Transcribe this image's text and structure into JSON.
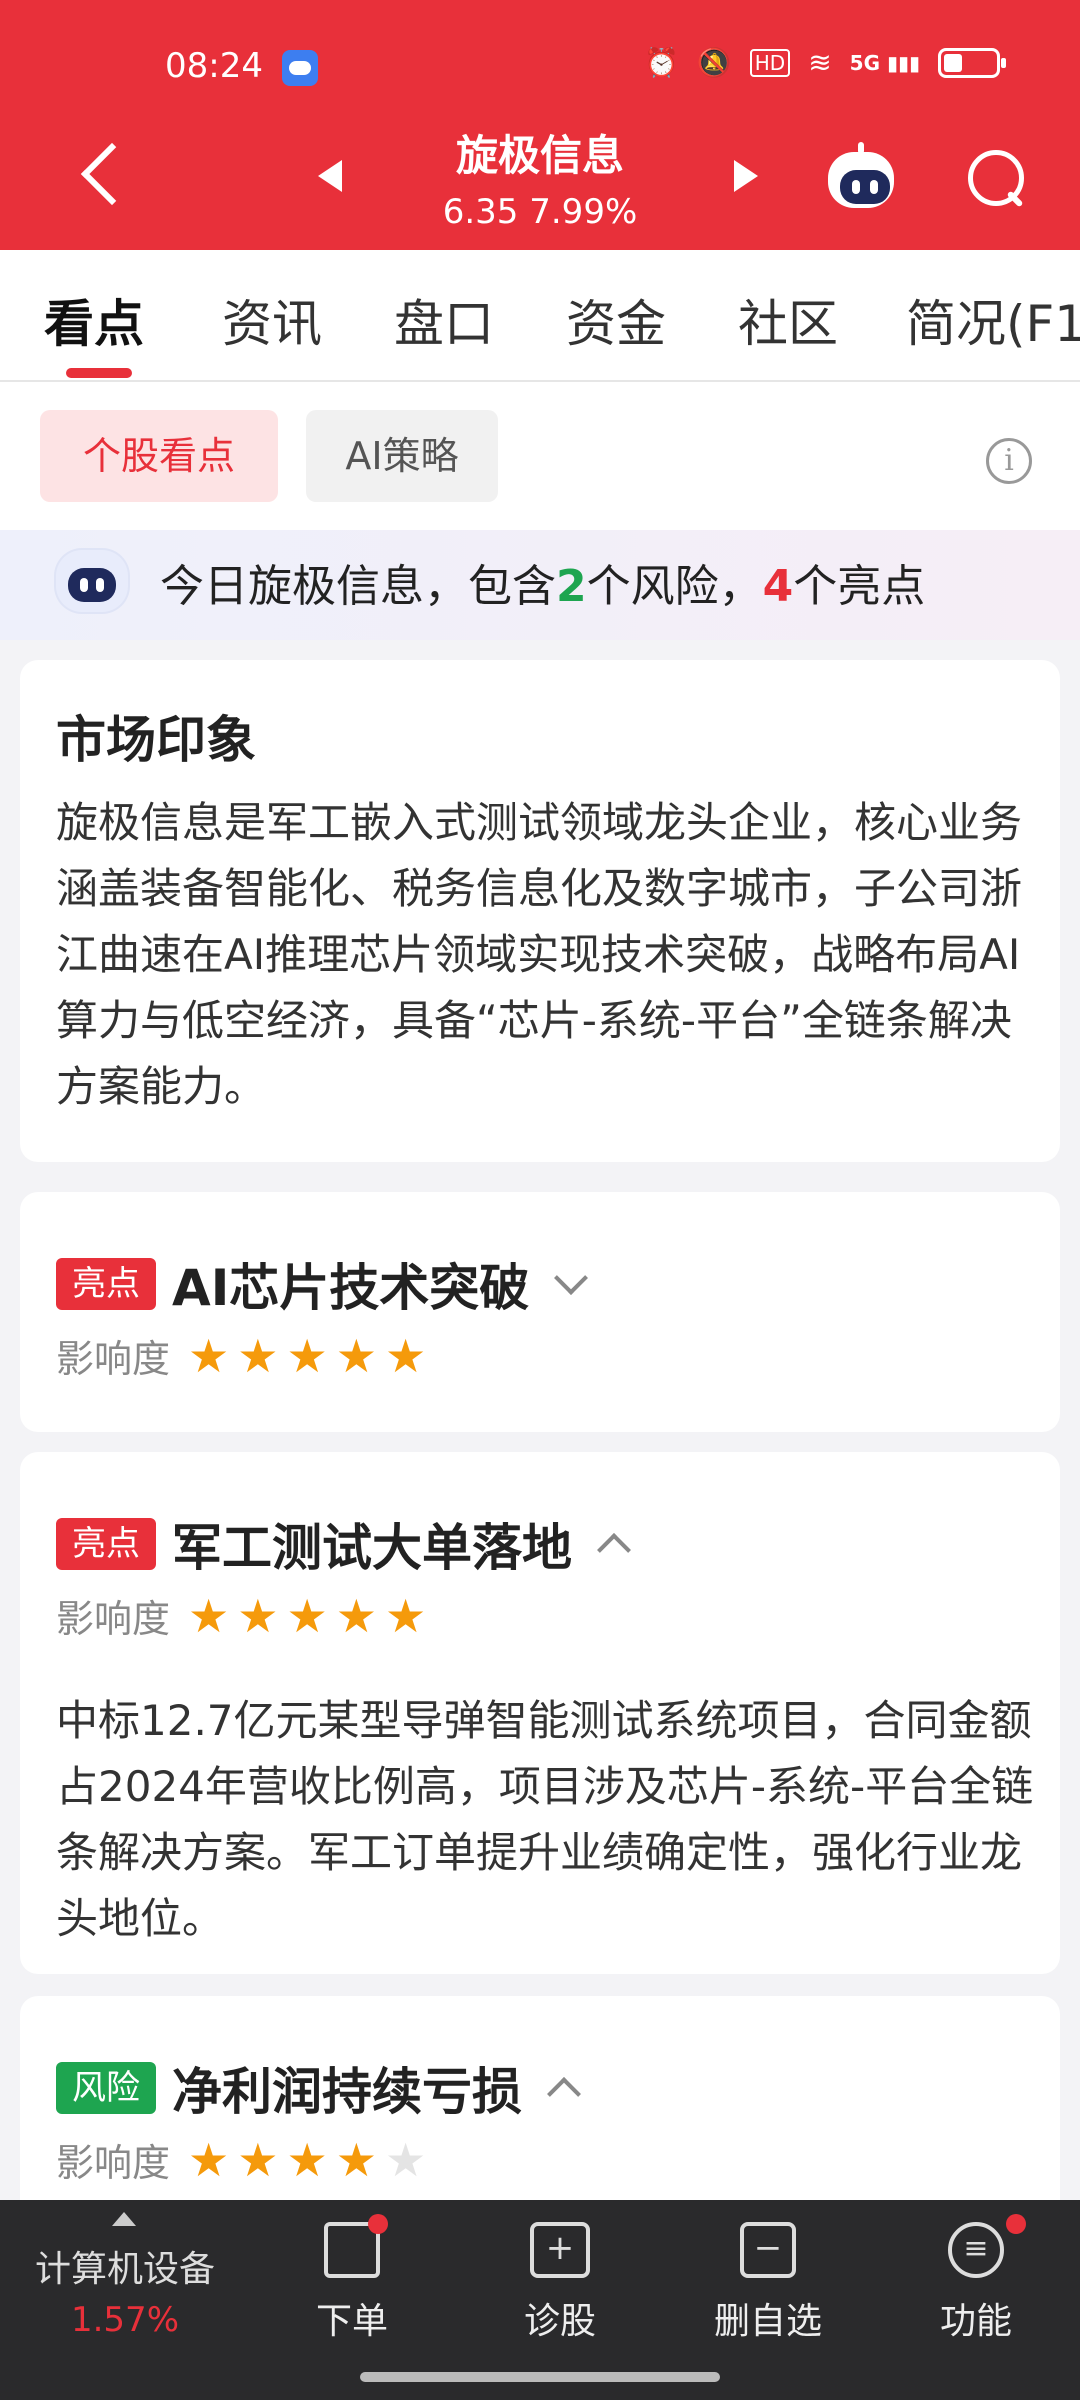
{
  "status_bar": {
    "time": "08:24",
    "icons": [
      "weather-icon",
      "alarm-icon",
      "mute-icon",
      "hd-icon",
      "wifi-icon",
      "5g-signal-icon",
      "battery-icon"
    ],
    "hd": "HD",
    "network": "5G"
  },
  "header": {
    "stock_name": "旋极信息",
    "price_line": "6.35 7.99%",
    "bg_color": "#e8303a"
  },
  "tabs": [
    "看点",
    "资讯",
    "盘口",
    "资金",
    "社区",
    "简况(F1"
  ],
  "subnav": {
    "active": "个股看点",
    "inactive": "AI策略",
    "info": "i"
  },
  "summary": {
    "prefix": "今日旋极信息，包含",
    "risk_count": "2",
    "mid": "个风险，",
    "highlight_count": "4",
    "suffix": "个亮点"
  },
  "market": {
    "title": "市场印象",
    "body": "旋极信息是军工嵌入式测试领域龙头企业，核心业务涵盖装备智能化、税务信息化及数字城市，子公司浙江曲速在AI推理芯片领域实现技术突破，战略布局AI算力与低空经济，具备“芯片-系统-平台”全链条解决方案能力。"
  },
  "points": [
    {
      "tag": "亮点",
      "title": "AI芯片技术突破",
      "impact_label": "影响度",
      "stars": 5,
      "expanded": false
    },
    {
      "tag": "亮点",
      "title": "军工测试大单落地",
      "impact_label": "影响度",
      "stars": 5,
      "expanded": true,
      "body": "中标12.7亿元某型导弹智能测试系统项目，合同金额占2024年营收比例高，项目涉及芯片-系统-平台全链条解决方案。军工订单提升业绩确定性，强化行业龙头地位。"
    },
    {
      "tag": "风险",
      "title": "净利润持续亏损",
      "impact_label": "影响度",
      "stars": 4,
      "expanded": true
    }
  ],
  "bottom_bar": {
    "sector_name": "计算机设备",
    "sector_change": "1.57%",
    "items": [
      "下单",
      "诊股",
      "删自选",
      "功能"
    ]
  },
  "colors": {
    "red": "#e8303a",
    "green": "#1ea550",
    "star": "#f59a0b"
  }
}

Aim: Nothing but a number is needed here: how many lines hold the string "title"?

Solution below: 4